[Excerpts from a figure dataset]
** Start **
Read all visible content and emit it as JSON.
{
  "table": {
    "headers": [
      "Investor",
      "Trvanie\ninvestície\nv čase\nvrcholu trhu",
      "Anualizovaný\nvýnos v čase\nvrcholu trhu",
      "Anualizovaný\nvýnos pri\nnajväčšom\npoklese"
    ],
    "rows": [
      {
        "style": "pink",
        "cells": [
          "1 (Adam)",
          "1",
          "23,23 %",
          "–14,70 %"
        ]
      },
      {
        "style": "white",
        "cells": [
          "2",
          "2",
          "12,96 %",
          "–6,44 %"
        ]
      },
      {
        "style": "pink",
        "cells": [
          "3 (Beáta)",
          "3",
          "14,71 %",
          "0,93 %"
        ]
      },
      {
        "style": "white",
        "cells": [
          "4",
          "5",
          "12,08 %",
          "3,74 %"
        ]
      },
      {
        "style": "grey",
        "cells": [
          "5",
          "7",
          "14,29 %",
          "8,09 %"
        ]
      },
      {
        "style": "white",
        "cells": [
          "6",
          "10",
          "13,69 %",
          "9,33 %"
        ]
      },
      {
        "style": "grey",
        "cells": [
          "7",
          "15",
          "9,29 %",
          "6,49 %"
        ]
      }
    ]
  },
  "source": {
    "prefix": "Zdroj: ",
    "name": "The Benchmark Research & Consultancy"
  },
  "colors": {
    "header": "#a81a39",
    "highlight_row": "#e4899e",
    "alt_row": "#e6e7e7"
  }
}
** End **
** Start **
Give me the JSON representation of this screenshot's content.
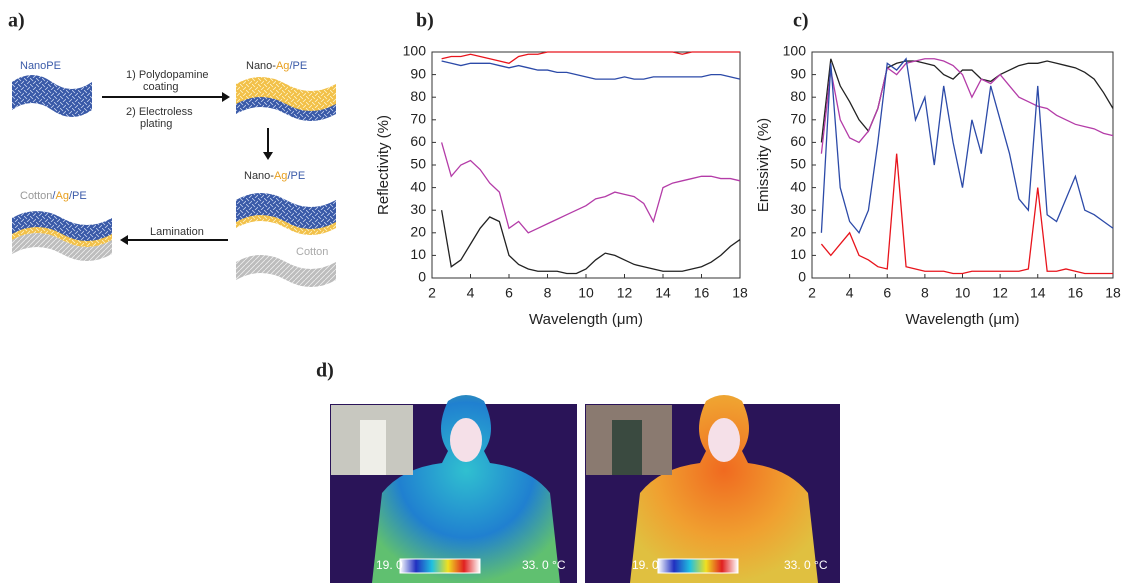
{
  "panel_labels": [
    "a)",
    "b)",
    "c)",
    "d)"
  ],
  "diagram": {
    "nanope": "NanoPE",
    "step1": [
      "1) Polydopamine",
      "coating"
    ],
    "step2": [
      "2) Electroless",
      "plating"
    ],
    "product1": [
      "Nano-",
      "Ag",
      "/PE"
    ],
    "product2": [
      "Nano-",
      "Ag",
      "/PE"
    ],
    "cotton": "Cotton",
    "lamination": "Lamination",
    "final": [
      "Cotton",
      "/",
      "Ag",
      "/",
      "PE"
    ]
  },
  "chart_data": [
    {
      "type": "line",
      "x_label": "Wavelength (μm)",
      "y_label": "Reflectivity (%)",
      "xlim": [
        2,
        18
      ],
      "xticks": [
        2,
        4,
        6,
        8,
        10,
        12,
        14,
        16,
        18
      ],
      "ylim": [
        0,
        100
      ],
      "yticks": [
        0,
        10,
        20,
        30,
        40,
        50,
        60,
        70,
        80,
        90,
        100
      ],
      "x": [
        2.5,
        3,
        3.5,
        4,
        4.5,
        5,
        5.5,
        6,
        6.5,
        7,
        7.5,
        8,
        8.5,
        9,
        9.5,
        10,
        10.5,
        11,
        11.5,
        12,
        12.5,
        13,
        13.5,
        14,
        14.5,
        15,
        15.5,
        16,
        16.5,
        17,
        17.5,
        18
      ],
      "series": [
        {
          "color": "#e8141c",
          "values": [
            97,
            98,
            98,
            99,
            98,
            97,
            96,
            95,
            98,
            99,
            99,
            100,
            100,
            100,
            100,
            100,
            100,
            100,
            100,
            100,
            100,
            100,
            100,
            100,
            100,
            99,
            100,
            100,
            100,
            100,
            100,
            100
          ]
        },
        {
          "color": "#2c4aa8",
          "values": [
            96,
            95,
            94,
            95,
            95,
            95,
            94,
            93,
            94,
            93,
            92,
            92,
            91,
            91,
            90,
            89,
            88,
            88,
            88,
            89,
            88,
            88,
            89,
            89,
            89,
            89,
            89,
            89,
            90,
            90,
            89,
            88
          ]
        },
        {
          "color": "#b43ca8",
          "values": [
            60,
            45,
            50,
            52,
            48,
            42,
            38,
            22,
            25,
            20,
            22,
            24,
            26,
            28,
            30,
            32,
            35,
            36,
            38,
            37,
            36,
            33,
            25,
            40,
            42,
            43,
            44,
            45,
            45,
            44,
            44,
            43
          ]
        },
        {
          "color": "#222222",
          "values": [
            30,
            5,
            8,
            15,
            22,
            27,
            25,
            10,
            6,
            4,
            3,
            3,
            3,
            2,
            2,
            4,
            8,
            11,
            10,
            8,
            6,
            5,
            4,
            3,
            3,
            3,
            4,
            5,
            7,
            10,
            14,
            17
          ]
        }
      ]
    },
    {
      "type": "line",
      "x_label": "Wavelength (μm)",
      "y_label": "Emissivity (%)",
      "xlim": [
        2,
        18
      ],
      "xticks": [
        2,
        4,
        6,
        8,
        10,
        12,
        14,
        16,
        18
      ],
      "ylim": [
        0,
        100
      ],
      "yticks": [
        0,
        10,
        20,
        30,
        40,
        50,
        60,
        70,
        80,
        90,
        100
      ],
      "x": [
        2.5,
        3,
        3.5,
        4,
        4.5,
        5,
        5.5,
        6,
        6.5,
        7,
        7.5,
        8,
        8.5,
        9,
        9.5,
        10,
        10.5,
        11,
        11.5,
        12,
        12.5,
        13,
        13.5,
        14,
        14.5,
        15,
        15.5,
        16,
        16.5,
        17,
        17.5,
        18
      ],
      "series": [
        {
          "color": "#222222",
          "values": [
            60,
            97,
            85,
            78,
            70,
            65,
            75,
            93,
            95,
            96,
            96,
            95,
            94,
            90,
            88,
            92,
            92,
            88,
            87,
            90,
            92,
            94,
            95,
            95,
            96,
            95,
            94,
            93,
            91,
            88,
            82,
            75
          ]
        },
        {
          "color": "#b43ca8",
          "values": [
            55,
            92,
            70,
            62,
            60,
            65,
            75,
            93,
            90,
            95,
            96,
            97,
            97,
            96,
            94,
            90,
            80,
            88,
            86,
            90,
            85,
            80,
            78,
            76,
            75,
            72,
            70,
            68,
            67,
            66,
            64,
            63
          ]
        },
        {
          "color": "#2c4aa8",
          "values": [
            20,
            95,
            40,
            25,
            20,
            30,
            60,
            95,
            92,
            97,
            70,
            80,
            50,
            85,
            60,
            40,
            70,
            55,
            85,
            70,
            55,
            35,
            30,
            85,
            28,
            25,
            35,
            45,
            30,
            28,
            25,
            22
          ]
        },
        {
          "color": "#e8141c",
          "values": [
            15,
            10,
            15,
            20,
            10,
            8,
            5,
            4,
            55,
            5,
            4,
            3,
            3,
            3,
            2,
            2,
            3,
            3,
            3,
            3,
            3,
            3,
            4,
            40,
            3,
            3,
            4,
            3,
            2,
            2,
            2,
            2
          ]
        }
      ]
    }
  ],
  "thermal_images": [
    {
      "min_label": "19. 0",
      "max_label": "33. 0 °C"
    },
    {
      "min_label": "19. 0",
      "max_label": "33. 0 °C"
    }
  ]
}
** End **
Find how many of the lines above have the word "nvýnos" in them. State only that number.

▶ [Exercise result] 2